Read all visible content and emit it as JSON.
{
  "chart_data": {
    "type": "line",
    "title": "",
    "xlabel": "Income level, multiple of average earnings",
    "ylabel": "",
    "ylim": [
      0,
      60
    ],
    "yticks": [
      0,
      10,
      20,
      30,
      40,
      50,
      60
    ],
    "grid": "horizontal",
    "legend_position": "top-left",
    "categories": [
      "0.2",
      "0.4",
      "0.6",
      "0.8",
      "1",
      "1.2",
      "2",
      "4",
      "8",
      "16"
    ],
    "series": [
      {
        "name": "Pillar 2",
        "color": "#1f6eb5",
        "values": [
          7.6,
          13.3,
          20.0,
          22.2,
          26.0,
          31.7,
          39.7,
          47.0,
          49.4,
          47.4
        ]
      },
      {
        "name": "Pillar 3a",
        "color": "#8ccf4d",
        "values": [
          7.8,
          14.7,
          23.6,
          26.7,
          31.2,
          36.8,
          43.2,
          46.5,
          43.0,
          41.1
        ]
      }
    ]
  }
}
⁂
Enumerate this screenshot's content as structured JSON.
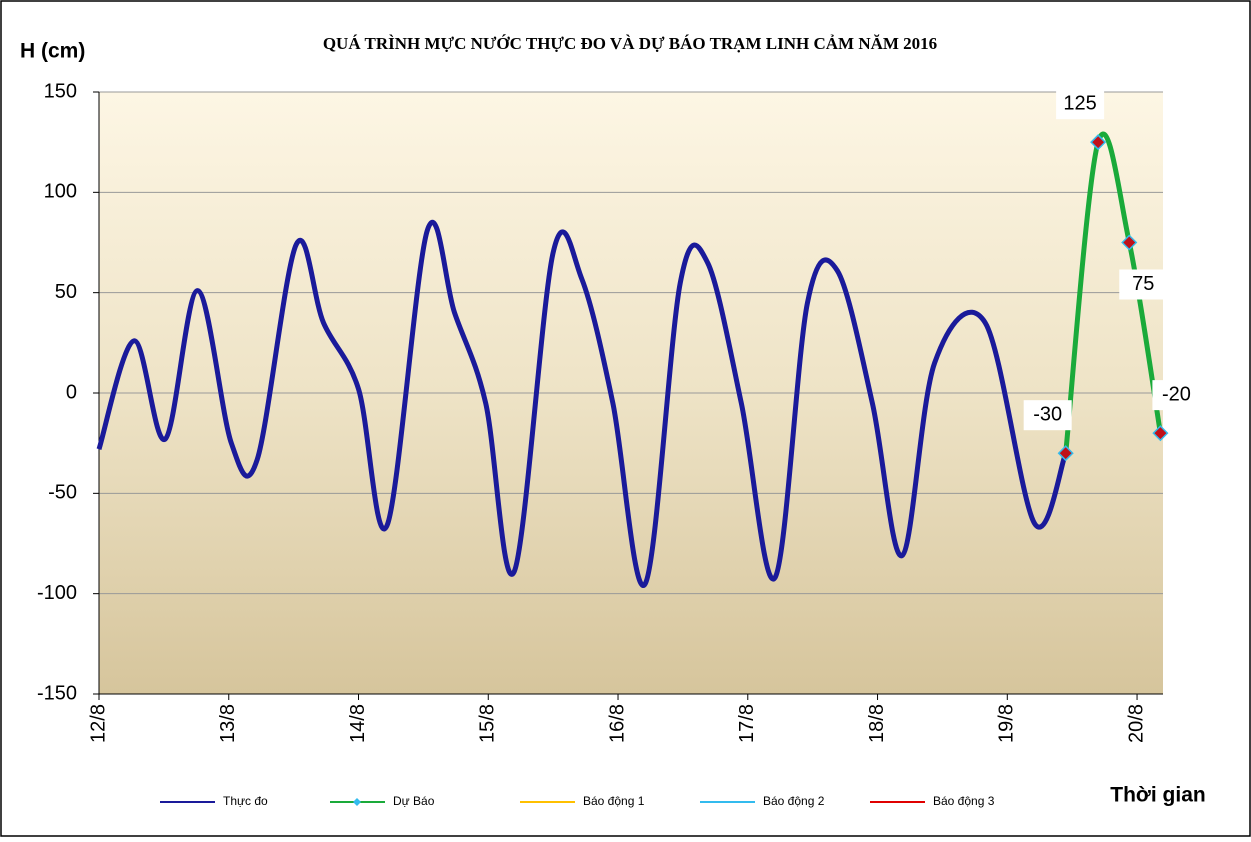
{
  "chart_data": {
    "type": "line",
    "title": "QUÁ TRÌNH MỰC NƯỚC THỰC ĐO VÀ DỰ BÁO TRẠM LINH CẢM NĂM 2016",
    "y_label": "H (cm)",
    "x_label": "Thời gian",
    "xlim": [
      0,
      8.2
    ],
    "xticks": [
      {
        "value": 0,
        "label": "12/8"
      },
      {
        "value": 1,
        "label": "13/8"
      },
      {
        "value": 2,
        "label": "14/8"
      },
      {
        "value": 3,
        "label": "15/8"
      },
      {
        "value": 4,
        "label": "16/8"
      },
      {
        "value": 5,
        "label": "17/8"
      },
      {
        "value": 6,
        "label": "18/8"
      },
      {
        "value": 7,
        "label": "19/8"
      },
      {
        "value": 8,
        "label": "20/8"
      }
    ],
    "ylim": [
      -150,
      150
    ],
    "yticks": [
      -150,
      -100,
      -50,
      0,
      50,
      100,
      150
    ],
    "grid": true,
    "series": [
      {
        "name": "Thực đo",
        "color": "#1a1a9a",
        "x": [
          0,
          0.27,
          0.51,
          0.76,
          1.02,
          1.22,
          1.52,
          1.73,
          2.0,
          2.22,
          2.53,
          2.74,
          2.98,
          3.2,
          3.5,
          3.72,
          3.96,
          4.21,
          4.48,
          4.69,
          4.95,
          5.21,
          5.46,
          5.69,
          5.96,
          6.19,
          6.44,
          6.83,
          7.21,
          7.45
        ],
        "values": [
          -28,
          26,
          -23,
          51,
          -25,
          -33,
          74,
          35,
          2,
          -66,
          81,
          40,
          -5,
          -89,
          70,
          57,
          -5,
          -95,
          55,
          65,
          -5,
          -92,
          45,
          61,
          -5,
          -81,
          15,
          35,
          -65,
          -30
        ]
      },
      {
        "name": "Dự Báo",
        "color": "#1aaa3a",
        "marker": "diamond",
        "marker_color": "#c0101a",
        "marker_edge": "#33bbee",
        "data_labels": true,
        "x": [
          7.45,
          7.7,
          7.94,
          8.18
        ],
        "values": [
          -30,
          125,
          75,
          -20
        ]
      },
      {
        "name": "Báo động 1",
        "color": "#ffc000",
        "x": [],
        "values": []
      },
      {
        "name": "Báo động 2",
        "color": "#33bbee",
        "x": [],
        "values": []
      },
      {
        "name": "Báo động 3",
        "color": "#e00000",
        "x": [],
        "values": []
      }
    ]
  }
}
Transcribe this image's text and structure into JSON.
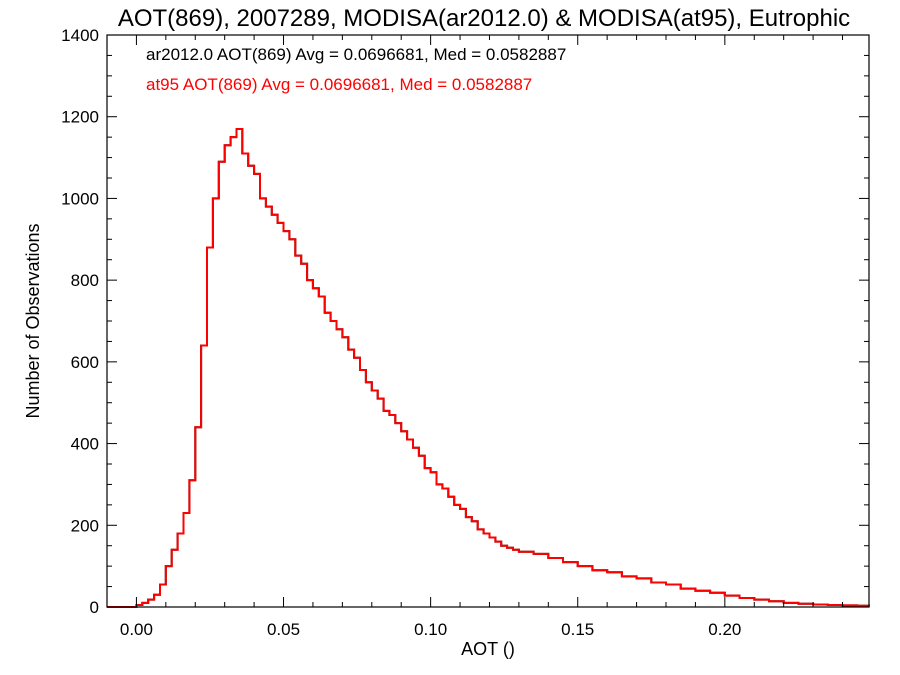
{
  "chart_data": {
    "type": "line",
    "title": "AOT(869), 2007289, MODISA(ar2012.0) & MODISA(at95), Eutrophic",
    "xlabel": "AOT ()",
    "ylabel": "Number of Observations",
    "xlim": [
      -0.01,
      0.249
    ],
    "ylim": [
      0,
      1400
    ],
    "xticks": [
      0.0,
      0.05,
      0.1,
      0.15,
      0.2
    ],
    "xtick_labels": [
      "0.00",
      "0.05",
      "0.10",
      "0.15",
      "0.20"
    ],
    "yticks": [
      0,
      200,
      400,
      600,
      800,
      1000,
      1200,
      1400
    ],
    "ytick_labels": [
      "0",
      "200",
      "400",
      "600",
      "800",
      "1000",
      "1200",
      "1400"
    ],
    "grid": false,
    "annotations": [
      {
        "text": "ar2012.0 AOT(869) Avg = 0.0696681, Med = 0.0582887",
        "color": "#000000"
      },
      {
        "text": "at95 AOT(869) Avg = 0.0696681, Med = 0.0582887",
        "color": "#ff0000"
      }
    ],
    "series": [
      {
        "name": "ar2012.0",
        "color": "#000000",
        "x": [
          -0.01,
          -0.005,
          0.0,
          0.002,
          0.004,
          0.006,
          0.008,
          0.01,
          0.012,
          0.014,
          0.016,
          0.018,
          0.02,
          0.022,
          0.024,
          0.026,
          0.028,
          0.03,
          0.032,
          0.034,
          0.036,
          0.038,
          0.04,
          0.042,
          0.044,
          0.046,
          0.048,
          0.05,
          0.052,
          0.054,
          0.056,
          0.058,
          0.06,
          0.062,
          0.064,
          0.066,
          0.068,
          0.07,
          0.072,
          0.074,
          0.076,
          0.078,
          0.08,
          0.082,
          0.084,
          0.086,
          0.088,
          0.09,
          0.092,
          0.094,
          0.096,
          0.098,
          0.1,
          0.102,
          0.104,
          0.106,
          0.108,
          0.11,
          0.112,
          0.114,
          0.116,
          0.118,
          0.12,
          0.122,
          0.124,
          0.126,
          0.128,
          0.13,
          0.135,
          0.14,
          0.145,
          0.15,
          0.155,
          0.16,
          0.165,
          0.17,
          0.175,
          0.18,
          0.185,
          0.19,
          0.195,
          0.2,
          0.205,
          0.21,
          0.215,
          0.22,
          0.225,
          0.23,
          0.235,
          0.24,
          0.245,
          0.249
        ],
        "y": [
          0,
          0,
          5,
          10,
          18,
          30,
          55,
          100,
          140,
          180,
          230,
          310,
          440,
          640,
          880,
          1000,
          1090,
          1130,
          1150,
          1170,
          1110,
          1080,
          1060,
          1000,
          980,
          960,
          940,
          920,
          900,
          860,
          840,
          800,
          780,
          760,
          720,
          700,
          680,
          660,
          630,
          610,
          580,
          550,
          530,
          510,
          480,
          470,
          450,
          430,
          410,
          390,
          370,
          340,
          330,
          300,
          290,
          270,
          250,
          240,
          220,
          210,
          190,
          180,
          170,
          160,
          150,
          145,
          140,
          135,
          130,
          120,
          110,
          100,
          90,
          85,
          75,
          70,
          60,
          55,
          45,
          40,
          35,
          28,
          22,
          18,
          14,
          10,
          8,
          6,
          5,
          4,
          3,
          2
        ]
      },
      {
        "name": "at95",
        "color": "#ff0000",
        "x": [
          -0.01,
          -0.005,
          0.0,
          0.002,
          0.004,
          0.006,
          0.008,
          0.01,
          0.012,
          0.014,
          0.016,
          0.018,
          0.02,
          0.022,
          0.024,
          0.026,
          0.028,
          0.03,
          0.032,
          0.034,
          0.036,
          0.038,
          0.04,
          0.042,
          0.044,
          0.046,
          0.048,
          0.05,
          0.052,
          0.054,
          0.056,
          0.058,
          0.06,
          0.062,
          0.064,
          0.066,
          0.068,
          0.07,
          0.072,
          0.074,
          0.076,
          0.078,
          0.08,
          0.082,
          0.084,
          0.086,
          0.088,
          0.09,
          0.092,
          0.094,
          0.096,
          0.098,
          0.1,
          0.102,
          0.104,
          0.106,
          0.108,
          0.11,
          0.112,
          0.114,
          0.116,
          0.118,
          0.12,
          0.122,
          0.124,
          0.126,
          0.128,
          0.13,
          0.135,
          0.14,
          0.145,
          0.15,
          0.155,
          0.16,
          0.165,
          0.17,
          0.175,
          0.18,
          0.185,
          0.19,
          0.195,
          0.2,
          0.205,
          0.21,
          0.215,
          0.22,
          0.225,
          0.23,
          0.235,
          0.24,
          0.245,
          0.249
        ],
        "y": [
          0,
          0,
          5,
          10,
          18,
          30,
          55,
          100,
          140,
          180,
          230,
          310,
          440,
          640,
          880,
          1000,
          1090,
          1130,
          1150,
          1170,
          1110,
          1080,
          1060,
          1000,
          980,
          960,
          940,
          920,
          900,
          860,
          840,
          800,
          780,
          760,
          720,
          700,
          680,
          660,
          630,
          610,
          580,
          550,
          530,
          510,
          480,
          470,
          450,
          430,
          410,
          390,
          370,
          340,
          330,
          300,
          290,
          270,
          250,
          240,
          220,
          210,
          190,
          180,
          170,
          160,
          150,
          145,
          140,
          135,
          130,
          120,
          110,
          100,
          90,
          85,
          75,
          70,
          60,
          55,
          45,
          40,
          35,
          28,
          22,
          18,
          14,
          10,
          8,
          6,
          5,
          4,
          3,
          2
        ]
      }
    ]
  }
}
⁂
Check each line of the records for the string "this" and state how many lines contain it. Give only the number.

*The reply*:
2